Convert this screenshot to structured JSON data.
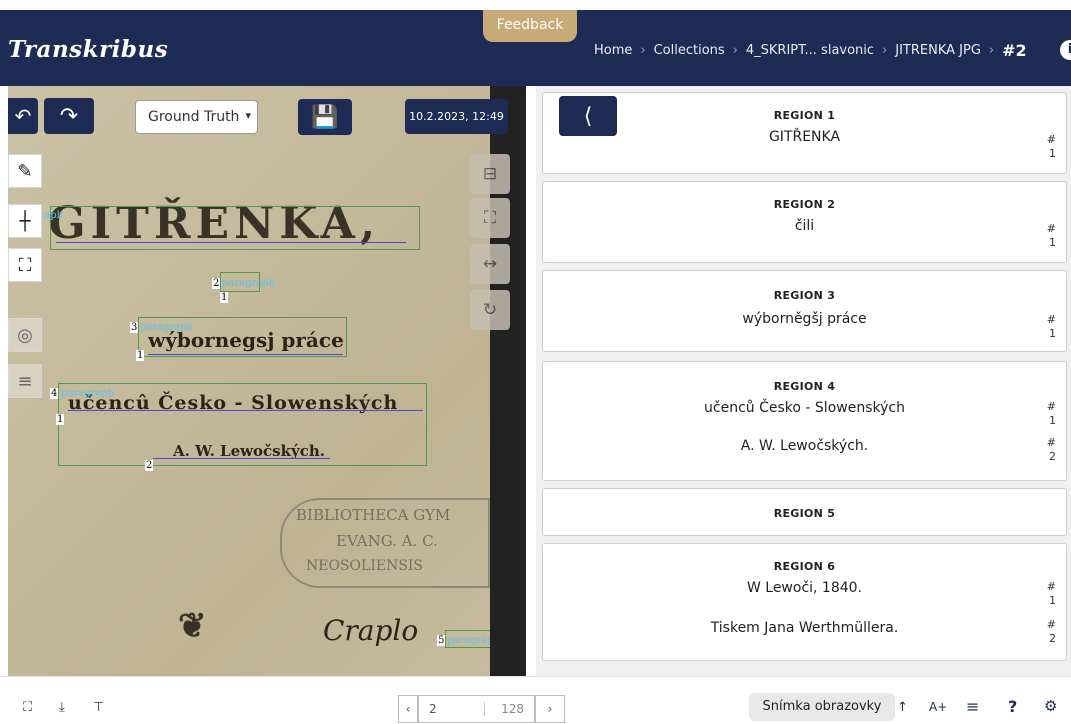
{
  "header": {
    "logo": "Transkribus",
    "feedback_label": "Feedback",
    "breadcrumb": [
      "Home",
      "Collections",
      "4_SKRIPT... slavonic",
      "JITRENKA JPG"
    ],
    "current_page": "#2",
    "info_icon": "i"
  },
  "toolbar": {
    "ground_truth": "Ground Truth",
    "timestamp": "10.2.2023, 12:49"
  },
  "canvas": {
    "scan_lines": [
      {
        "text": "GITŘENKA,"
      },
      {
        "text": "wýbornegsj práce"
      },
      {
        "text": "učencû Česko - Slowenských"
      },
      {
        "text": "A. W. Lewočských."
      }
    ],
    "stamp_lines": [
      "BIBLIOTHECA GYM",
      "EVANG. A. C.",
      "NEOSOLIENSIS"
    ],
    "signature_text": "Craplo",
    "region_labels": [
      {
        "num": "1",
        "tag": "paragraph",
        "line": "1"
      },
      {
        "num": "2",
        "tag": "paragraph",
        "line": "1"
      },
      {
        "num": "3",
        "tag": "paragraph",
        "line": "1"
      },
      {
        "num": "4",
        "tag": "paragraph",
        "line": "1",
        "line2": "2"
      },
      {
        "num": "5",
        "tag": "paragraph"
      }
    ]
  },
  "regions": [
    {
      "title": "REGION 1",
      "lines": [
        {
          "text": "GITŘENKA",
          "hash": "#",
          "n": "1"
        }
      ]
    },
    {
      "title": "REGION 2",
      "lines": [
        {
          "text": "čili",
          "hash": "#",
          "n": "1"
        }
      ]
    },
    {
      "title": "REGION 3",
      "lines": [
        {
          "text": "wýborněgšj práce",
          "hash": "#",
          "n": "1"
        }
      ]
    },
    {
      "title": "REGION 4",
      "lines": [
        {
          "text": "učenců Česko - Slowenských",
          "hash": "#",
          "n": "1"
        },
        {
          "text": "A. W. Lewočských.",
          "hash": "#",
          "n": "2"
        }
      ]
    },
    {
      "title": "REGION 5",
      "lines": []
    },
    {
      "title": "REGION 6",
      "lines": [
        {
          "text": "W Lewoči, 1840.",
          "hash": "#",
          "n": "1"
        },
        {
          "text": "Tiskem Jana Werthmüllera.",
          "hash": "#",
          "n": "2"
        }
      ]
    }
  ],
  "footer": {
    "page_value": "2",
    "total_pages": "128",
    "tooltip": "Snímka obrazovky",
    "font_label": "A+",
    "help_label": "?"
  },
  "colors": {
    "navy": "#1d2b55",
    "accent": "#c7ab76",
    "region_box": "#4f9a4f",
    "label_blue": "#5bc3f0"
  }
}
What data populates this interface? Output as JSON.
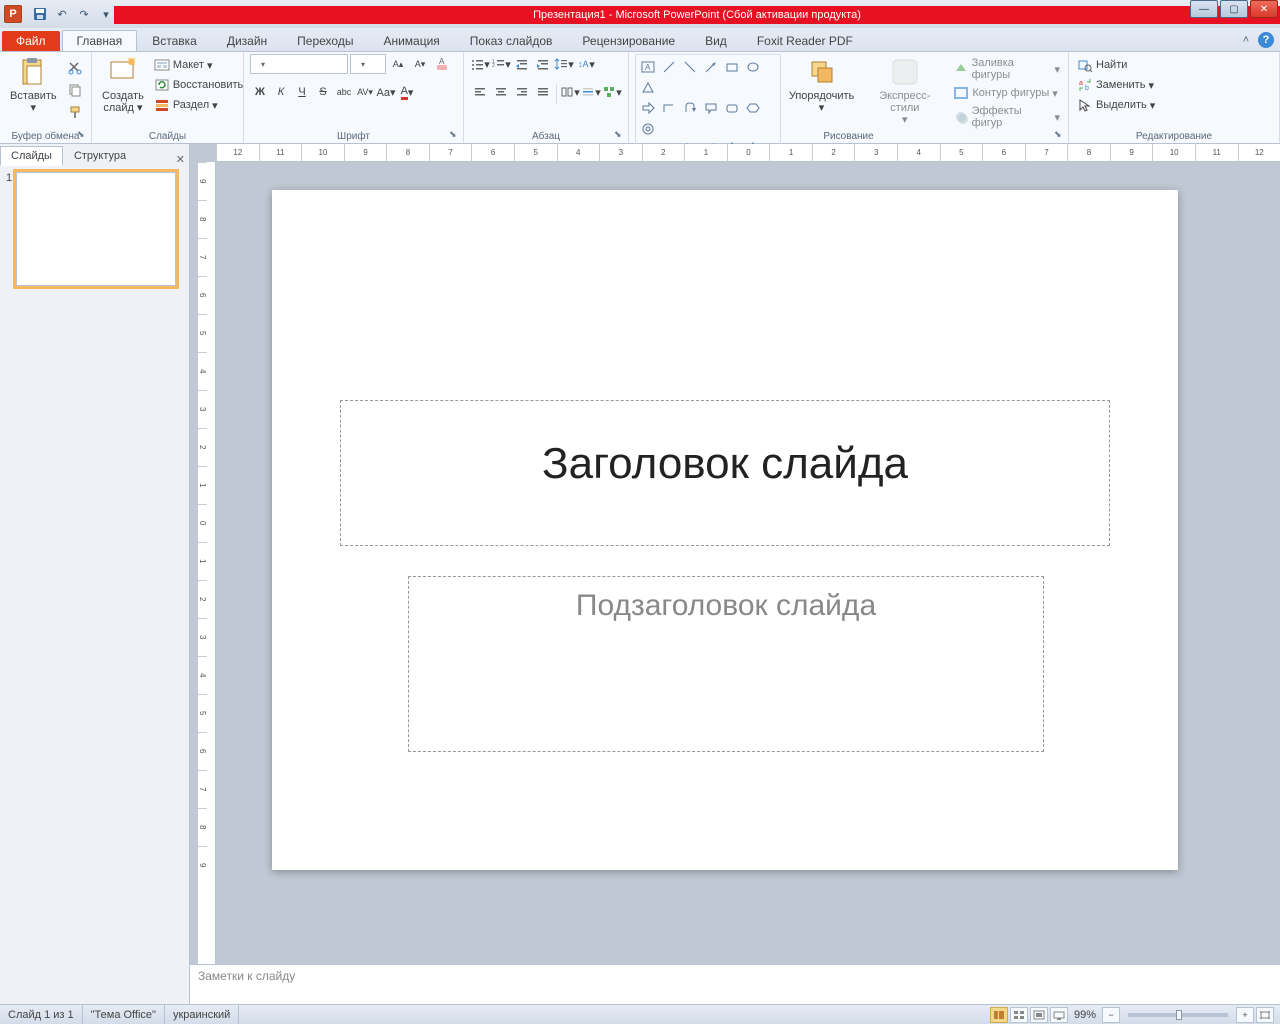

Goal -> Reproduce all entries exactly. Pictures do not belong in the copy.

Exercise solution ->
Convert this screenshot to structured JSON data.
{
  "header": {
    "logo": "Transkribus",
    "feedback_label": "Feedback",
    "breadcrumb": [
      "Home",
      "Collections",
      "4_SKRIPT... slavonic",
      "JITRENKA JPG"
    ],
    "current_page": "#2",
    "info_icon": "i"
  },
  "toolbar": {
    "ground_truth": "Ground Truth",
    "timestamp": "10.2.2023, 12:49"
  },
  "canvas": {
    "scan_lines": [
      {
        "text": "GITŘENKA,"
      },
      {
        "text": "wýbornegsj práce"
      },
      {
        "text": "učencû Česko - Slowenských"
      },
      {
        "text": "A. W. Lewočských."
      }
    ],
    "stamp_lines": [
      "BIBLIOTHECA GYM",
      "EVANG. A. C.",
      "NEOSOLIENSIS"
    ],
    "signature_text": "Craplo",
    "region_labels": [
      {
        "num": "1",
        "tag": "paragraph",
        "line": "1"
      },
      {
        "num": "2",
        "tag": "paragraph",
        "line": "1"
      },
      {
        "num": "3",
        "tag": "paragraph",
        "line": "1"
      },
      {
        "num": "4",
        "tag": "paragraph",
        "line": "1",
        "line2": "2"
      },
      {
        "num": "5",
        "tag": "paragraph"
      }
    ]
  },
  "regions": [
    {
      "title": "REGION 1",
      "lines": [
        {
          "text": "GITŘENKA",
          "hash": "#",
          "n": "1"
        }
      ]
    },
    {
      "title": "REGION 2",
      "lines": [
        {
          "text": "čili",
          "hash": "#",
          "n": "1"
        }
      ]
    },
    {
      "title": "REGION 3",
      "lines": [
        {
          "text": "wýborněgšj práce",
          "hash": "#",
          "n": "1"
        }
      ]
    },
    {
      "title": "REGION 4",
      "lines": [
        {
          "text": "učenců Česko - Slowenských",
          "hash": "#",
          "n": "1"
        },
        {
          "text": "A. W. Lewočských.",
          "hash": "#",
          "n": "2"
        }
      ]
    },
    {
      "title": "REGION 5",
      "lines": []
    },
    {
      "title": "REGION 6",
      "lines": [
        {
          "text": "W Lewoči, 1840.",
          "hash": "#",
          "n": "1"
        },
        {
          "text": "Tiskem Jana Werthmüllera.",
          "hash": "#",
          "n": "2"
        }
      ]
    }
  ],
  "footer": {
    "page_value": "2",
    "total_pages": "128",
    "tooltip": "Snímka obrazovky",
    "font_label": "A+",
    "help_label": "?"
  },
  "colors": {
    "navy": "#1d2b55",
    "accent": "#c7ab76",
    "region_box": "#4f9a4f",
    "label_blue": "#5bc3f0"
  }
}
What data populates this interface? Output as JSON.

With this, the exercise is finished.